## SHORT EXERCISE
Each line below should be quoted exactly, please.

==== RECORDED INFORMATION ====

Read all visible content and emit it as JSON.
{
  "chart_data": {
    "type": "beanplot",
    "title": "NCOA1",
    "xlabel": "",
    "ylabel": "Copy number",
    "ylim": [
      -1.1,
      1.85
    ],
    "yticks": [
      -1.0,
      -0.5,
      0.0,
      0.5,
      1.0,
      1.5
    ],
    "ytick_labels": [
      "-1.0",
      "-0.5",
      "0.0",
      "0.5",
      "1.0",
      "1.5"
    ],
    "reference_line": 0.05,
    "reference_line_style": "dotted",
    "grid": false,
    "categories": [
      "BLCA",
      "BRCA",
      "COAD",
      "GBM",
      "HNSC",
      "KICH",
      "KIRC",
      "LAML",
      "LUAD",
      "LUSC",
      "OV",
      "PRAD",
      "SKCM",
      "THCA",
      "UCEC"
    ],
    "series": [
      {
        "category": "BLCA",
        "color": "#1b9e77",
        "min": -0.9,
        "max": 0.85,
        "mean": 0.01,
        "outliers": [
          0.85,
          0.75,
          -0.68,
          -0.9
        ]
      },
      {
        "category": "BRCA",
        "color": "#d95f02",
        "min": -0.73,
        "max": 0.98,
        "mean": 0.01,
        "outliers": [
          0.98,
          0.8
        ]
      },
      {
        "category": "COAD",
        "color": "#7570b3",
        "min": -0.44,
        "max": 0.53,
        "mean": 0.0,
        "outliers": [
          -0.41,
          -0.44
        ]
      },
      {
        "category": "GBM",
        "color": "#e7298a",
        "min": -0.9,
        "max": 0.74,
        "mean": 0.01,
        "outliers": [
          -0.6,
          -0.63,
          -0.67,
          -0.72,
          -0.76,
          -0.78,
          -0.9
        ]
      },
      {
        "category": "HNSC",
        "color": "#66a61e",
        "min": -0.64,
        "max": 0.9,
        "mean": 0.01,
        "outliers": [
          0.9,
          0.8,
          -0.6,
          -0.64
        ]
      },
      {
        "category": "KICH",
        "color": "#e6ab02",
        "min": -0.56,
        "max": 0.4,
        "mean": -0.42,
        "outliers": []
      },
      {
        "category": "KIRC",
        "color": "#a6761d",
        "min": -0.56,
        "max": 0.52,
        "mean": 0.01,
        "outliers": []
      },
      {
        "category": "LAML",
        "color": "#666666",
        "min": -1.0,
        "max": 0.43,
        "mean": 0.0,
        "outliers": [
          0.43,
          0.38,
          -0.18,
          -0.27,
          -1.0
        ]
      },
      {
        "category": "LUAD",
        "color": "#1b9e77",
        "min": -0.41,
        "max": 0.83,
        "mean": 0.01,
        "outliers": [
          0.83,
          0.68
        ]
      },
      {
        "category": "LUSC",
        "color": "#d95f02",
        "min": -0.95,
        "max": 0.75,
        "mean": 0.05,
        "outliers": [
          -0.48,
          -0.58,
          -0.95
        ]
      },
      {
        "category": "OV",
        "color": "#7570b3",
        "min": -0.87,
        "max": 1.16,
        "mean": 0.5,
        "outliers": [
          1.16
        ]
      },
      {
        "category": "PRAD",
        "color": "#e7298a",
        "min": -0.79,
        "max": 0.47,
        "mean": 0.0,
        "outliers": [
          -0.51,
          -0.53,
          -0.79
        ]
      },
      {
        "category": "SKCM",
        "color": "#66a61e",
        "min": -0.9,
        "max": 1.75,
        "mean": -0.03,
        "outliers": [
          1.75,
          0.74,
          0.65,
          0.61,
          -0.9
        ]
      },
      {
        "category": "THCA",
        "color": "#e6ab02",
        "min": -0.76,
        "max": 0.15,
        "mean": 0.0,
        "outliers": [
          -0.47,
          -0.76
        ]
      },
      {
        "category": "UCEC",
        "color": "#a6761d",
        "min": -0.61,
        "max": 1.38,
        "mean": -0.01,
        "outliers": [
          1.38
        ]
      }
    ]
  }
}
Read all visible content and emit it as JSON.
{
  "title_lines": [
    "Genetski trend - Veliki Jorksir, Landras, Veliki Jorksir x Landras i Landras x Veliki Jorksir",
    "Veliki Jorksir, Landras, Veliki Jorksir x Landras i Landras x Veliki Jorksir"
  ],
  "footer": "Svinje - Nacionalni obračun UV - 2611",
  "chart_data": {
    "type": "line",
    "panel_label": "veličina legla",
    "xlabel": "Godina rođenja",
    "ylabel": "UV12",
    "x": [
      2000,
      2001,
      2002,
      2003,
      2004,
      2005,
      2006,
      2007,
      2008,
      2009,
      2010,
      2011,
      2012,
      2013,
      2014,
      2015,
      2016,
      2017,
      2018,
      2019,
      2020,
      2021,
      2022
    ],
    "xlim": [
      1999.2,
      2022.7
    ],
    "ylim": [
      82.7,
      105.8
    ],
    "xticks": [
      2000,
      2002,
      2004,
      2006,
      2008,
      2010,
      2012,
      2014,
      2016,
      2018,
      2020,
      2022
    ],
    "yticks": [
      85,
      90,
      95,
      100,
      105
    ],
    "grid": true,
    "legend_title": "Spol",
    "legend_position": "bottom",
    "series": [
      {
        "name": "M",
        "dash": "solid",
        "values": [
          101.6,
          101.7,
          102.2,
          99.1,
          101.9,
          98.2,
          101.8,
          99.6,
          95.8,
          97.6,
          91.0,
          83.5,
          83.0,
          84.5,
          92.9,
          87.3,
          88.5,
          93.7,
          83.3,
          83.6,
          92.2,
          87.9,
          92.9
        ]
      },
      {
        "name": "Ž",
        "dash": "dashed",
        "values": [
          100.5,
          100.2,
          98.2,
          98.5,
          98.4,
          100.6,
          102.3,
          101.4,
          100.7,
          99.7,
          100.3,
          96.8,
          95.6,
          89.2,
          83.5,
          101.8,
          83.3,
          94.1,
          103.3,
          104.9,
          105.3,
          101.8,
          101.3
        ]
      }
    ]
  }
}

====

## THE RESULT
Read all visible content and emit it as JSON.
{
  "chart_data": {
    "type": "beanplot",
    "title": "NCOA1",
    "xlabel": "",
    "ylabel": "Copy number",
    "ylim": [
      -1.1,
      1.85
    ],
    "yticks": [
      -1.0,
      -0.5,
      0.0,
      0.5,
      1.0,
      1.5
    ],
    "ytick_labels": [
      "-1.0",
      "-0.5",
      "0.0",
      "0.5",
      "1.0",
      "1.5"
    ],
    "reference_line": 0.05,
    "reference_line_style": "dotted",
    "grid": false,
    "categories": [
      "BLCA",
      "BRCA",
      "COAD",
      "GBM",
      "HNSC",
      "KICH",
      "KIRC",
      "LAML",
      "LUAD",
      "LUSC",
      "OV",
      "PRAD",
      "SKCM",
      "THCA",
      "UCEC"
    ],
    "series": [
      {
        "category": "BLCA",
        "color": "#1b9e77",
        "min": -0.9,
        "max": 0.85,
        "mean": 0.01,
        "outliers": [
          0.85,
          0.75,
          -0.68,
          -0.9
        ]
      },
      {
        "category": "BRCA",
        "color": "#d95f02",
        "min": -0.73,
        "max": 0.98,
        "mean": 0.01,
        "outliers": [
          0.98,
          0.8
        ]
      },
      {
        "category": "COAD",
        "color": "#7570b3",
        "min": -0.44,
        "max": 0.53,
        "mean": 0.0,
        "outliers": [
          -0.41,
          -0.44
        ]
      },
      {
        "category": "GBM",
        "color": "#e7298a",
        "min": -0.9,
        "max": 0.74,
        "mean": 0.01,
        "outliers": [
          -0.6,
          -0.63,
          -0.67,
          -0.72,
          -0.76,
          -0.78,
          -0.9
        ]
      },
      {
        "category": "HNSC",
        "color": "#66a61e",
        "min": -0.64,
        "max": 0.9,
        "mean": 0.01,
        "outliers": [
          0.9,
          0.8,
          -0.6,
          -0.64
        ]
      },
      {
        "category": "KICH",
        "color": "#e6ab02",
        "min": -0.56,
        "max": 0.4,
        "mean": -0.42,
        "outliers": []
      },
      {
        "category": "KIRC",
        "color": "#a6761d",
        "min": -0.56,
        "max": 0.52,
        "mean": 0.01,
        "outliers": []
      },
      {
        "category": "LAML",
        "color": "#666666",
        "min": -1.0,
        "max": 0.43,
        "mean": 0.0,
        "outliers": [
          0.43,
          0.38,
          -0.18,
          -0.27,
          -1.0
        ]
      },
      {
        "category": "LUAD",
        "color": "#1b9e77",
        "min": -0.41,
        "max": 0.83,
        "mean": 0.01,
        "outliers": [
          0.83,
          0.68
        ]
      },
      {
        "category": "LUSC",
        "color": "#d95f02",
        "min": -0.95,
        "max": 0.75,
        "mean": 0.05,
        "outliers": [
          -0.48,
          -0.58,
          -0.95
        ]
      },
      {
        "category": "OV",
        "color": "#7570b3",
        "min": -0.87,
        "max": 1.16,
        "mean": 0.5,
        "outliers": [
          1.16
        ]
      },
      {
        "category": "PRAD",
        "color": "#e7298a",
        "min": -0.79,
        "max": 0.47,
        "mean": 0.0,
        "outliers": [
          -0.51,
          -0.53,
          -0.79
        ]
      },
      {
        "category": "SKCM",
        "color": "#66a61e",
        "min": -0.9,
        "max": 1.75,
        "mean": -0.03,
        "outliers": [
          1.75,
          0.74,
          0.65,
          0.61,
          -0.9
        ]
      },
      {
        "category": "THCA",
        "color": "#e6ab02",
        "min": -0.76,
        "max": 0.15,
        "mean": 0.0,
        "outliers": [
          -0.47,
          -0.76
        ]
      },
      {
        "category": "UCEC",
        "color": "#a6761d",
        "min": -0.61,
        "max": 1.38,
        "mean": -0.01,
        "outliers": [
          1.38
        ]
      }
    ]
  }
}
Read all visible content and emit it as JSON.
{
  "title_lines": [
    "Genetski trend - Veliki Jorksir, Landras, Veliki Jorksir x Landras i Landras x Veliki Jorksir",
    "Veliki Jorksir, Landras, Veliki Jorksir x Landras i Landras x Veliki Jorksir"
  ],
  "footer": "Svinje - Nacionalni obračun UV - 2611",
  "chart_data": {
    "type": "line",
    "panel_label": "veličina legla",
    "xlabel": "Godina rođenja",
    "ylabel": "UV12",
    "x": [
      2000,
      2001,
      2002,
      2003,
      2004,
      2005,
      2006,
      2007,
      2008,
      2009,
      2010,
      2011,
      2012,
      2013,
      2014,
      2015,
      2016,
      2017,
      2018,
      2019,
      2020,
      2021,
      2022
    ],
    "xlim": [
      1999.2,
      2022.7
    ],
    "ylim": [
      82.7,
      105.8
    ],
    "xticks": [
      2000,
      2002,
      2004,
      2006,
      2008,
      2010,
      2012,
      2014,
      2016,
      2018,
      2020,
      2022
    ],
    "yticks": [
      85,
      90,
      95,
      100,
      105
    ],
    "grid": true,
    "legend_title": "Spol",
    "legend_position": "bottom",
    "series": [
      {
        "name": "M",
        "dash": "solid",
        "values": [
          101.6,
          101.7,
          102.2,
          99.1,
          101.9,
          98.2,
          101.8,
          99.6,
          95.8,
          97.6,
          91.0,
          83.5,
          83.0,
          84.5,
          92.9,
          87.3,
          88.5,
          93.7,
          83.3,
          83.6,
          92.2,
          87.9,
          92.9
        ]
      },
      {
        "name": "Ž",
        "dash": "dashed",
        "values": [
          100.5,
          100.2,
          98.2,
          98.5,
          98.4,
          100.6,
          102.3,
          101.4,
          100.7,
          99.7,
          100.3,
          96.8,
          95.6,
          89.2,
          83.5,
          101.8,
          83.3,
          94.1,
          103.3,
          104.9,
          105.3,
          101.8,
          101.3
        ]
      }
    ]
  }
}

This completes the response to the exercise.